== DATA FOR PROCESSING ==
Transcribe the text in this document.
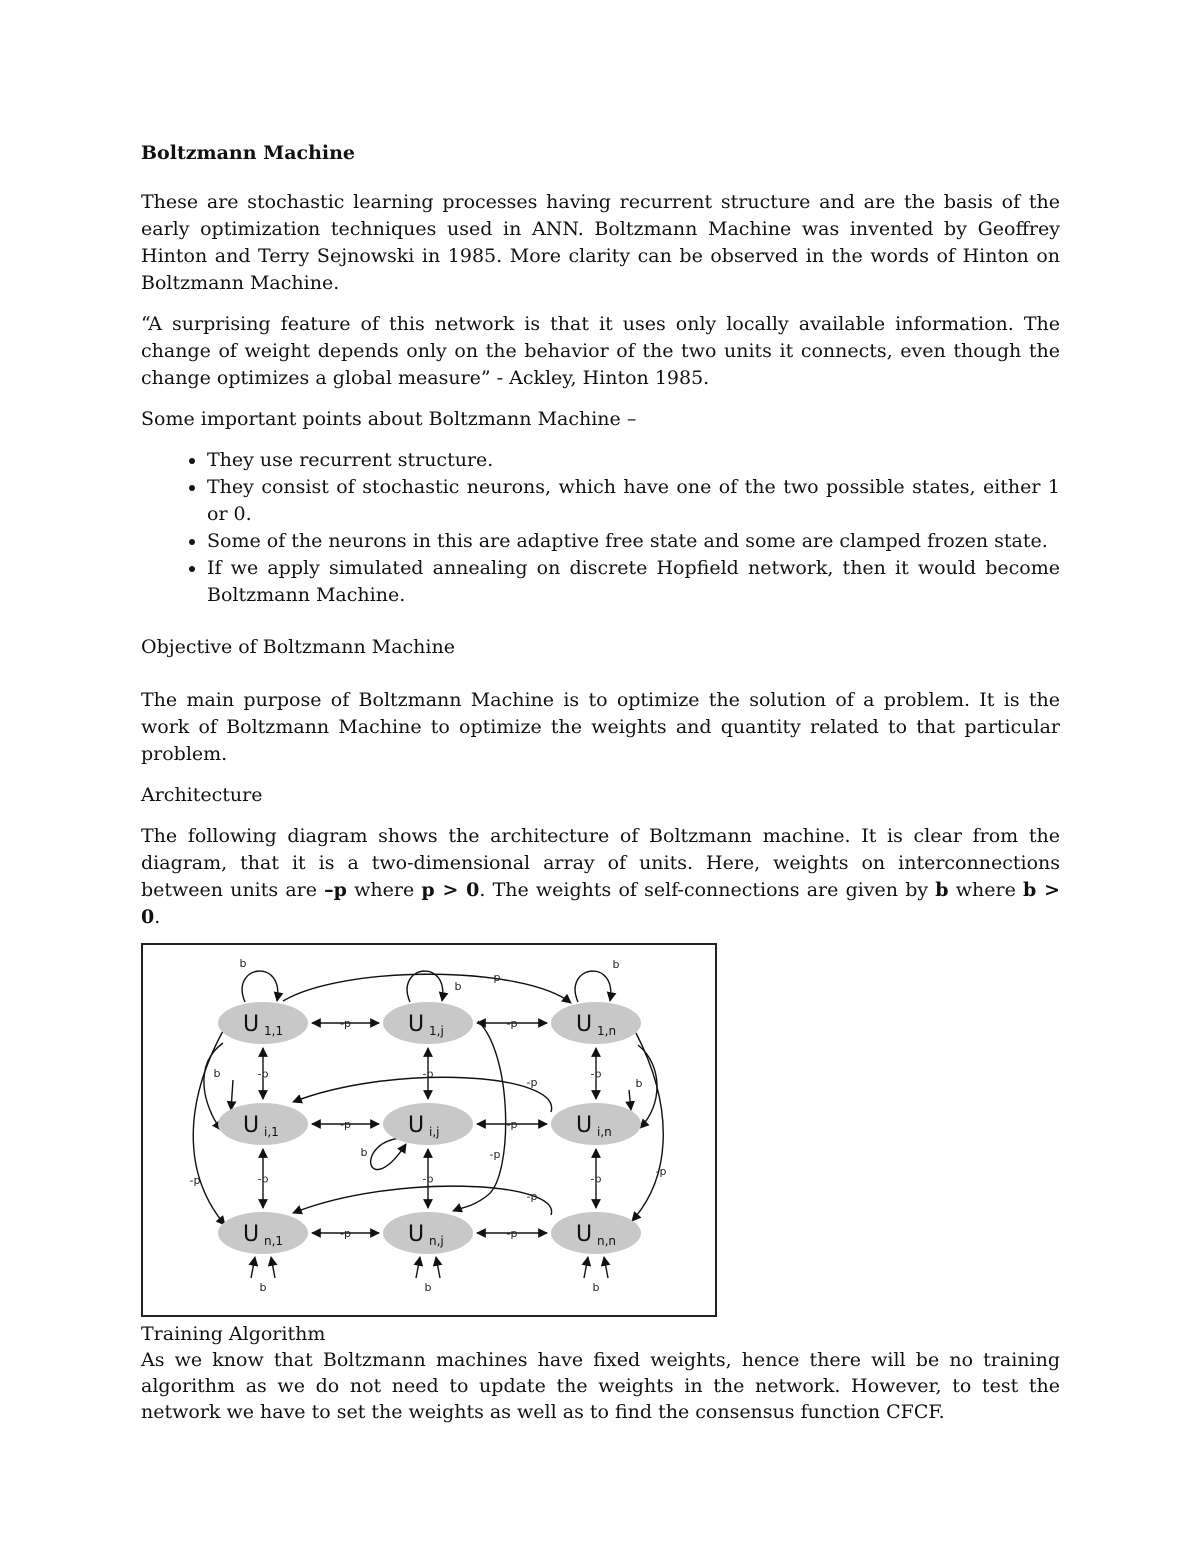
Boltzmann Machine

These are stochastic learning processes having recurrent structure and are the basis of the early optimization techniques used in ANN. Boltzmann Machine was invented by Geoffrey Hinton and Terry Sejnowski in 1985. More clarity can be observed in the words of Hinton on Boltzmann Machine.

“A surprising feature of this network is that it uses only locally available information. The change of weight depends only on the behavior of the two units it connects, even though the change optimizes a global measure” - Ackley, Hinton 1985.

Some important points about Boltzmann Machine –

• They use recurrent structure.
• They consist of stochastic neurons, which have one of the two possible states, either 1 or 0.
• Some of the neurons in this are adaptive free state and some are clamped frozen state.
• If we apply simulated annealing on discrete Hopfield network, then it would become Boltzmann Machine.

Objective of Boltzmann Machine

The main purpose of Boltzmann Machine is to optimize the solution of a problem. It is the work of Boltzmann Machine to optimize the weights and quantity related to that particular problem.

Architecture

The following diagram shows the architecture of Boltzmann machine. It is clear from the diagram, that it is a two-dimensional array of units. Here, weights on interconnections between units are –p where p > 0. The weights of self-connections are given by b where b > 0.

U 1,1	U 1,j	U 1,n
U i,1	U i,j	U i,n
U n,1	U n,j	U n,n
-p	-p
-p	-p
-p	-p
-p
-p
-p
-p
-p
-p
-p
-p
-p
-p
-p
-p
b
b
b
b
b
b
b	b	b

Training Algorithm

As we know that Boltzmann machines have fixed weights, hence there will be no training algorithm as we do not need to update the weights in the network. However, to test the network we have to set the weights as well as to find the consensus function CFCF.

== WORK INSTRUCTIONS ==
From the listing, extract all text exactly as given and drop any picture.

== RESULT OF THIS EXERCISE ==
Transcribe the text in this document.
Boltzmann Machine

These are stochastic learning processes having recurrent structure and are the basis of the early optimization techniques used in ANN. Boltzmann Machine was invented by Geoffrey Hinton and Terry Sejnowski in 1985. More clarity can be observed in the words of Hinton on Boltzmann Machine.

“A surprising feature of this network is that it uses only locally available information. The change of weight depends only on the behavior of the two units it connects, even though the change optimizes a global measure” - Ackley, Hinton 1985.

Some important points about Boltzmann Machine –

• They use recurrent structure.
• They consist of stochastic neurons, which have one of the two possible states, either 1 or 0.
• Some of the neurons in this are adaptive free state and some are clamped frozen state.
• If we apply simulated annealing on discrete Hopfield network, then it would become Boltzmann Machine.

Objective of Boltzmann Machine

The main purpose of Boltzmann Machine is to optimize the solution of a problem. It is the work of Boltzmann Machine to optimize the weights and quantity related to that particular problem.

Architecture

The following diagram shows the architecture of Boltzmann machine. It is clear from the diagram, that it is a two-dimensional array of units. Here, weights on interconnections between units are –p where p > 0. The weights of self-connections are given by b where b > 0.

U 1,1	U 1,j	U 1,n
U i,1	U i,j	U i,n
U n,1	U n,j	U n,n
-p	-p
-p	-p
-p	-p
-p
-p
-p
-p
-p
-p
-p
-p
-p
-p
-p
-p
b
b
b
b
b
b
b	b	b

Training Algorithm

As we know that Boltzmann machines have fixed weights, hence there will be no training algorithm as we do not need to update the weights in the network. However, to test the network we have to set the weights as well as to find the consensus function CFCF.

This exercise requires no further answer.